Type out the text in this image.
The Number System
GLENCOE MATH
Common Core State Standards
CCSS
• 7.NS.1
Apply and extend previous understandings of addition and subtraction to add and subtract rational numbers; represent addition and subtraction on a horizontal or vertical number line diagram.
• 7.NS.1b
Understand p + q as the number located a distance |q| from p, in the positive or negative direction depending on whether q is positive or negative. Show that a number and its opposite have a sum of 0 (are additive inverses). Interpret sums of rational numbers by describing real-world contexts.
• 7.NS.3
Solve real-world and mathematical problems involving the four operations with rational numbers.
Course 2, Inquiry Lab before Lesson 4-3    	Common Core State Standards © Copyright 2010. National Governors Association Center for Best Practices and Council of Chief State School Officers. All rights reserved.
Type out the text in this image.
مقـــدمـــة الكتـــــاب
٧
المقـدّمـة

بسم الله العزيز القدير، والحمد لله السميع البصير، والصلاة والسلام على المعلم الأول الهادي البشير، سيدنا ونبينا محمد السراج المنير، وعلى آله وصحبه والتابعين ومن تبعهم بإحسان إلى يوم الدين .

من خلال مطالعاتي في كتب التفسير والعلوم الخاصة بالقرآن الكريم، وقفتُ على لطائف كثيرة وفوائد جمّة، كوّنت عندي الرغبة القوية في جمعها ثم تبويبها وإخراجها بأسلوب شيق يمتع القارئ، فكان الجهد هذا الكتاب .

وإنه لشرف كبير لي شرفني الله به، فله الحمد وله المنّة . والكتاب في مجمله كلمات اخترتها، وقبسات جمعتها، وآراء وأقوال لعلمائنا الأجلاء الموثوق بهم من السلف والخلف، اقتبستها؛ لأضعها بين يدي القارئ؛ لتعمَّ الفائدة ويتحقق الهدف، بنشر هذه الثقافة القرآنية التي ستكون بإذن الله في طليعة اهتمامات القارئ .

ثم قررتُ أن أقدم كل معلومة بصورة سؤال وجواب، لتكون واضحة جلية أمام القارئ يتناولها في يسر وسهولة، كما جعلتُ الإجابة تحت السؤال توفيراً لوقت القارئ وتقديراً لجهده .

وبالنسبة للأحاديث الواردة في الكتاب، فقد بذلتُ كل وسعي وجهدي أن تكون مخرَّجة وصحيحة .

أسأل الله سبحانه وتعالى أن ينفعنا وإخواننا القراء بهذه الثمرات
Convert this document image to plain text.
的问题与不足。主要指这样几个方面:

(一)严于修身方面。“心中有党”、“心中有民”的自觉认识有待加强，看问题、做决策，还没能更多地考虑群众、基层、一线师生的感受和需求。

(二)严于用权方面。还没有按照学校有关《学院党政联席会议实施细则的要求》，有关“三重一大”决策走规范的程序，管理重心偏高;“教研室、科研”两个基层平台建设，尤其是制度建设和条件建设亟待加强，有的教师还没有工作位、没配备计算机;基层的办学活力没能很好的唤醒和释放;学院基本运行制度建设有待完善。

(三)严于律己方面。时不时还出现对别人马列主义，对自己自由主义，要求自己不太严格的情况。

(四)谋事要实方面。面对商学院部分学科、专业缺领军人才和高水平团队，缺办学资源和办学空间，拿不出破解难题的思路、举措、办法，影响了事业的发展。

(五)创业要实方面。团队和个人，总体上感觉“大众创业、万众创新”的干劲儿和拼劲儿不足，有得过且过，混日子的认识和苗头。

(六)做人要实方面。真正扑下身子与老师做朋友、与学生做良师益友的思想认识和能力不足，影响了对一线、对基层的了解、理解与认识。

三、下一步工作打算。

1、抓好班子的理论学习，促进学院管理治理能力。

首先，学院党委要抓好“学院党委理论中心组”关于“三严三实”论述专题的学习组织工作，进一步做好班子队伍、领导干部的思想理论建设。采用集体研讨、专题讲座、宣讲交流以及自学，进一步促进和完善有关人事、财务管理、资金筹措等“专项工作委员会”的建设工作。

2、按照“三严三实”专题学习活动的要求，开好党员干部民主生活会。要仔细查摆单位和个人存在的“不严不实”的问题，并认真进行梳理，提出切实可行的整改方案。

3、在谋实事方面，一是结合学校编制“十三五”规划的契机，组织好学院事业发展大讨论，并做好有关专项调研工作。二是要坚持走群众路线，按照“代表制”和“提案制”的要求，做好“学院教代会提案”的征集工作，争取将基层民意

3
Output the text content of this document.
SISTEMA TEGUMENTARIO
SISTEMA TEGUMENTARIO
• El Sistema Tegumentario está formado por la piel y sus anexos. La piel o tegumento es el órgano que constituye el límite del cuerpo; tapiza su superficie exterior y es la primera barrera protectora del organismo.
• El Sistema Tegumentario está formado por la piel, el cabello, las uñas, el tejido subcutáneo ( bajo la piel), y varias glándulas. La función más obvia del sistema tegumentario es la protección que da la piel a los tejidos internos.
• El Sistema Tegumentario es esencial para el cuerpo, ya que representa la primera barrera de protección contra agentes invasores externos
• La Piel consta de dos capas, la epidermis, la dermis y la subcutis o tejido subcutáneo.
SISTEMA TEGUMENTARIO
§ §
**Aim of the task**. From the listing above, reproduce all the lines exactly.

**Answer to this task**.
Type out the text in this image.
The Number System
GLENCOE MATH
Common Core State Standards
CCSS
• 7.NS.1
Apply and extend previous understandings of addition and subtraction to add and subtract rational numbers; represent addition and subtraction on a horizontal or vertical number line diagram.
• 7.NS.1b
Understand p + q as the number located a distance |q| from p, in the positive or negative direction depending on whether q is positive or negative. Show that a number and its opposite have a sum of 0 (are additive inverses). Interpret sums of rational numbers by describing real-world contexts.
• 7.NS.3
Solve real-world and mathematical problems involving the four operations with rational numbers.
Course 2, Inquiry Lab before Lesson 4-3    	Common Core State Standards © Copyright 2010. National Governors Association Center for Best Practices and Council of Chief State School Officers. All rights reserved.
Type out the text in this image.
مقـــدمـــة الكتـــــاب
٧
المقـدّمـة

بسم الله العزيز القدير، والحمد لله السميع البصير، والصلاة والسلام على المعلم الأول الهادي البشير، سيدنا ونبينا محمد السراج المنير، وعلى آله وصحبه والتابعين ومن تبعهم بإحسان إلى يوم الدين .

من خلال مطالعاتي في كتب التفسير والعلوم الخاصة بالقرآن الكريم، وقفتُ على لطائف كثيرة وفوائد جمّة، كوّنت عندي الرغبة القوية في جمعها ثم تبويبها وإخراجها بأسلوب شيق يمتع القارئ، فكان الجهد هذا الكتاب .

وإنه لشرف كبير لي شرفني الله به، فله الحمد وله المنّة . والكتاب في مجمله كلمات اخترتها، وقبسات جمعتها، وآراء وأقوال لعلمائنا الأجلاء الموثوق بهم من السلف والخلف، اقتبستها؛ لأضعها بين يدي القارئ؛ لتعمَّ الفائدة ويتحقق الهدف، بنشر هذه الثقافة القرآنية التي ستكون بإذن الله في طليعة اهتمامات القارئ .

ثم قررتُ أن أقدم كل معلومة بصورة سؤال وجواب، لتكون واضحة جلية أمام القارئ يتناولها في يسر وسهولة، كما جعلتُ الإجابة تحت السؤال توفيراً لوقت القارئ وتقديراً لجهده .

وبالنسبة للأحاديث الواردة في الكتاب، فقد بذلتُ كل وسعي وجهدي أن تكون مخرَّجة وصحيحة .

أسأل الله سبحانه وتعالى أن ينفعنا وإخواننا القراء بهذه الثمرات
Convert this document image to plain text.
的问题与不足。主要指这样几个方面:

(一)严于修身方面。“心中有党”、“心中有民”的自觉认识有待加强，看问题、做决策，还没能更多地考虑群众、基层、一线师生的感受和需求。

(二)严于用权方面。还没有按照学校有关《学院党政联席会议实施细则的要求》，有关“三重一大”决策走规范的程序，管理重心偏高;“教研室、科研”两个基层平台建设，尤其是制度建设和条件建设亟待加强，有的教师还没有工作位、没配备计算机;基层的办学活力没能很好的唤醒和释放;学院基本运行制度建设有待完善。

(三)严于律己方面。时不时还出现对别人马列主义，对自己自由主义，要求自己不太严格的情况。

(四)谋事要实方面。面对商学院部分学科、专业缺领军人才和高水平团队，缺办学资源和办学空间，拿不出破解难题的思路、举措、办法，影响了事业的发展。

(五)创业要实方面。团队和个人，总体上感觉“大众创业、万众创新”的干劲儿和拼劲儿不足，有得过且过，混日子的认识和苗头。

(六)做人要实方面。真正扑下身子与老师做朋友、与学生做良师益友的思想认识和能力不足，影响了对一线、对基层的了解、理解与认识。

三、下一步工作打算。

1、抓好班子的理论学习，促进学院管理治理能力。

首先，学院党委要抓好“学院党委理论中心组”关于“三严三实”论述专题的学习组织工作，进一步做好班子队伍、领导干部的思想理论建设。采用集体研讨、专题讲座、宣讲交流以及自学，进一步促进和完善有关人事、财务管理、资金筹措等“专项工作委员会”的建设工作。

2、按照“三严三实”专题学习活动的要求，开好党员干部民主生活会。要仔细查摆单位和个人存在的“不严不实”的问题，并认真进行梳理，提出切实可行的整改方案。

3、在谋实事方面，一是结合学校编制“十三五”规划的契机，组织好学院事业发展大讨论，并做好有关专项调研工作。二是要坚持走群众路线，按照“代表制”和“提案制”的要求，做好“学院教代会提案”的征集工作，争取将基层民意

3
Output the text content of this document.
SISTEMA TEGUMENTARIO
SISTEMA TEGUMENTARIO
• El Sistema Tegumentario está formado por la piel y sus anexos. La piel o tegumento es el órgano que constituye el límite del cuerpo; tapiza su superficie exterior y es la primera barrera protectora del organismo.
• El Sistema Tegumentario está formado por la piel, el cabello, las uñas, el tejido subcutáneo ( bajo la piel), y varias glándulas. La función más obvia del sistema tegumentario es la protección que da la piel a los tejidos internos.
• El Sistema Tegumentario es esencial para el cuerpo, ya que representa la primera barrera de protección contra agentes invasores externos
• La Piel consta de dos capas, la epidermis, la dermis y la subcutis o tejido subcutáneo.
SISTEMA TEGUMENTARIO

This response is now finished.